Every entry below must appear again, exactly as written.

(Saved entries)
'''

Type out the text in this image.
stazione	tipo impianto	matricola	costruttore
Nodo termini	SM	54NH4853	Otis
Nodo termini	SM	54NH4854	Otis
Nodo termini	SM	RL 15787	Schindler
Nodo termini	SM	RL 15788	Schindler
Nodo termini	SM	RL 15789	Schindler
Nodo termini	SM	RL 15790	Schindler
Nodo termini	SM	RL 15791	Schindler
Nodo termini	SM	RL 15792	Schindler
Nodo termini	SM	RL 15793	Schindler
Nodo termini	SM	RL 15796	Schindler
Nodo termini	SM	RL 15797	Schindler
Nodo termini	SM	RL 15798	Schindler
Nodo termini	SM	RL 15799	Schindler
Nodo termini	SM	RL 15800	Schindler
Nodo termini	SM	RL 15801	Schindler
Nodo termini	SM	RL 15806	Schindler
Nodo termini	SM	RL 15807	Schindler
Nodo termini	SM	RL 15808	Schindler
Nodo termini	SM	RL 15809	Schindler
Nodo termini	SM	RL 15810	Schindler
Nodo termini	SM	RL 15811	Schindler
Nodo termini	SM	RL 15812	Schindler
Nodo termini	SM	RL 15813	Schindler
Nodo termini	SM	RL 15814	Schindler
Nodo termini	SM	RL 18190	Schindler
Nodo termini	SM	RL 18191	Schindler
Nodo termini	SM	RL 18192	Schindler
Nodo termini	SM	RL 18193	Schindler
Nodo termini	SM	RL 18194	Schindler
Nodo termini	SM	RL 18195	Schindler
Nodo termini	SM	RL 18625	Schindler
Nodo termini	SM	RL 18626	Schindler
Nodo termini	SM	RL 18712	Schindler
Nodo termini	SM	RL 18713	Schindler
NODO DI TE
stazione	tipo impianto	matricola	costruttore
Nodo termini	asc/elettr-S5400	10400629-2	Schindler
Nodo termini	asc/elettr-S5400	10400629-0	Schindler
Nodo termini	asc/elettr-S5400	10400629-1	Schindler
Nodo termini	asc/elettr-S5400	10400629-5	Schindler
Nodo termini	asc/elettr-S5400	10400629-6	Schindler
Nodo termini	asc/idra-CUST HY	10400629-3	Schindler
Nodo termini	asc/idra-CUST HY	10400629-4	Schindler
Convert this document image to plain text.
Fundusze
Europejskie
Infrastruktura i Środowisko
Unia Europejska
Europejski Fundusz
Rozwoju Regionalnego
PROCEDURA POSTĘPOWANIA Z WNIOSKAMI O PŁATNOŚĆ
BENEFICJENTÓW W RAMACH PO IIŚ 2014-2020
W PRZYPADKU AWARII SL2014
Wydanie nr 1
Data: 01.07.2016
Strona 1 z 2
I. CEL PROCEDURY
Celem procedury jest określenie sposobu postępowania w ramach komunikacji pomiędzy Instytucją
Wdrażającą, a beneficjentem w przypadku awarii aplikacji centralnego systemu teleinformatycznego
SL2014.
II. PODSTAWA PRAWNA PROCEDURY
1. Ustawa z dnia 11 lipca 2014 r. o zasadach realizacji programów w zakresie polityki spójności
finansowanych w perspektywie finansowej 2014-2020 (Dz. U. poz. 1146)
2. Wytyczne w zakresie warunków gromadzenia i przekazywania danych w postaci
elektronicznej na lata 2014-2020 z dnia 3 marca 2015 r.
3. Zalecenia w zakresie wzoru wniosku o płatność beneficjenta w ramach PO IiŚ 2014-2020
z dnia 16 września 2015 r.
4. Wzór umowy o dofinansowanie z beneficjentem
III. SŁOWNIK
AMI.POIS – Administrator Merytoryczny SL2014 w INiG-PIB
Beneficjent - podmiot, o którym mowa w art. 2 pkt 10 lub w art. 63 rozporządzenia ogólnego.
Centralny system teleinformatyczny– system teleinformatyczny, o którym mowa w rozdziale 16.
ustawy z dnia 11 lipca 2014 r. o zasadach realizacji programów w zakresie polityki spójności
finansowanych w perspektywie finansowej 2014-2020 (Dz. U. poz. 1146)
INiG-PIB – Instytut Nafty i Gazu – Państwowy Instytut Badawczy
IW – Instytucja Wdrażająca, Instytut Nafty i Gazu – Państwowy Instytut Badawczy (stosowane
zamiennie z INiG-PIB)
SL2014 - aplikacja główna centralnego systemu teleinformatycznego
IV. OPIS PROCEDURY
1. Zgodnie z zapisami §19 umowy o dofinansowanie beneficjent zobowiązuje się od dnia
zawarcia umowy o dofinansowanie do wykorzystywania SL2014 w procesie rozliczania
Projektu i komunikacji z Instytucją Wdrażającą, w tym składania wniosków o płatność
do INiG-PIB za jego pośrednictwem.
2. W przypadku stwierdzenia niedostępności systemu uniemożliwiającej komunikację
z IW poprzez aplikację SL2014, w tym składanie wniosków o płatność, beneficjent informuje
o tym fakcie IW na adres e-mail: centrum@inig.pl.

'''

Solution for this exercise:
Type out the text in this image.
stazione	tipo impianto	matricola	costruttore
Nodo termini	SM	54NH4853	Otis
Nodo termini	SM	54NH4854	Otis
Nodo termini	SM	RL 15787	Schindler
Nodo termini	SM	RL 15788	Schindler
Nodo termini	SM	RL 15789	Schindler
Nodo termini	SM	RL 15790	Schindler
Nodo termini	SM	RL 15791	Schindler
Nodo termini	SM	RL 15792	Schindler
Nodo termini	SM	RL 15793	Schindler
Nodo termini	SM	RL 15796	Schindler
Nodo termini	SM	RL 15797	Schindler
Nodo termini	SM	RL 15798	Schindler
Nodo termini	SM	RL 15799	Schindler
Nodo termini	SM	RL 15800	Schindler
Nodo termini	SM	RL 15801	Schindler
Nodo termini	SM	RL 15806	Schindler
Nodo termini	SM	RL 15807	Schindler
Nodo termini	SM	RL 15808	Schindler
Nodo termini	SM	RL 15809	Schindler
Nodo termini	SM	RL 15810	Schindler
Nodo termini	SM	RL 15811	Schindler
Nodo termini	SM	RL 15812	Schindler
Nodo termini	SM	RL 15813	Schindler
Nodo termini	SM	RL 15814	Schindler
Nodo termini	SM	RL 18190	Schindler
Nodo termini	SM	RL 18191	Schindler
Nodo termini	SM	RL 18192	Schindler
Nodo termini	SM	RL 18193	Schindler
Nodo termini	SM	RL 18194	Schindler
Nodo termini	SM	RL 18195	Schindler
Nodo termini	SM	RL 18625	Schindler
Nodo termini	SM	RL 18626	Schindler
Nodo termini	SM	RL 18712	Schindler
Nodo termini	SM	RL 18713	Schindler
NODO DI TE
stazione	tipo impianto	matricola	costruttore
Nodo termini	asc/elettr-S5400	10400629-2	Schindler
Nodo termini	asc/elettr-S5400	10400629-0	Schindler
Nodo termini	asc/elettr-S5400	10400629-1	Schindler
Nodo termini	asc/elettr-S5400	10400629-5	Schindler
Nodo termini	asc/elettr-S5400	10400629-6	Schindler
Nodo termini	asc/idra-CUST HY	10400629-3	Schindler
Nodo termini	asc/idra-CUST HY	10400629-4	Schindler
Convert this document image to plain text.
Fundusze
Europejskie
Infrastruktura i Środowisko
Unia Europejska
Europejski Fundusz
Rozwoju Regionalnego
PROCEDURA POSTĘPOWANIA Z WNIOSKAMI O PŁATNOŚĆ
BENEFICJENTÓW W RAMACH PO IIŚ 2014-2020
W PRZYPADKU AWARII SL2014
Wydanie nr 1
Data: 01.07.2016
Strona 1 z 2
I. CEL PROCEDURY
Celem procedury jest określenie sposobu postępowania w ramach komunikacji pomiędzy Instytucją
Wdrażającą, a beneficjentem w przypadku awarii aplikacji centralnego systemu teleinformatycznego
SL2014.
II. PODSTAWA PRAWNA PROCEDURY
1. Ustawa z dnia 11 lipca 2014 r. o zasadach realizacji programów w zakresie polityki spójności
finansowanych w perspektywie finansowej 2014-2020 (Dz. U. poz. 1146)
2. Wytyczne w zakresie warunków gromadzenia i przekazywania danych w postaci
elektronicznej na lata 2014-2020 z dnia 3 marca 2015 r.
3. Zalecenia w zakresie wzoru wniosku o płatność beneficjenta w ramach PO IiŚ 2014-2020
z dnia 16 września 2015 r.
4. Wzór umowy o dofinansowanie z beneficjentem
III. SŁOWNIK
AMI.POIS – Administrator Merytoryczny SL2014 w INiG-PIB
Beneficjent - podmiot, o którym mowa w art. 2 pkt 10 lub w art. 63 rozporządzenia ogólnego.
Centralny system teleinformatyczny– system teleinformatyczny, o którym mowa w rozdziale 16.
ustawy z dnia 11 lipca 2014 r. o zasadach realizacji programów w zakresie polityki spójności
finansowanych w perspektywie finansowej 2014-2020 (Dz. U. poz. 1146)
INiG-PIB – Instytut Nafty i Gazu – Państwowy Instytut Badawczy
IW – Instytucja Wdrażająca, Instytut Nafty i Gazu – Państwowy Instytut Badawczy (stosowane
zamiennie z INiG-PIB)
SL2014 - aplikacja główna centralnego systemu teleinformatycznego
IV. OPIS PROCEDURY
1. Zgodnie z zapisami §19 umowy o dofinansowanie beneficjent zobowiązuje się od dnia
zawarcia umowy o dofinansowanie do wykorzystywania SL2014 w procesie rozliczania
Projektu i komunikacji z Instytucją Wdrażającą, w tym składania wniosków o płatność
do INiG-PIB za jego pośrednictwem.
2. W przypadku stwierdzenia niedostępności systemu uniemożliwiającej komunikację
z IW poprzez aplikację SL2014, w tym składanie wniosków o płatność, beneficjent informuje
o tym fakcie IW na adres e-mail: centrum@inig.pl.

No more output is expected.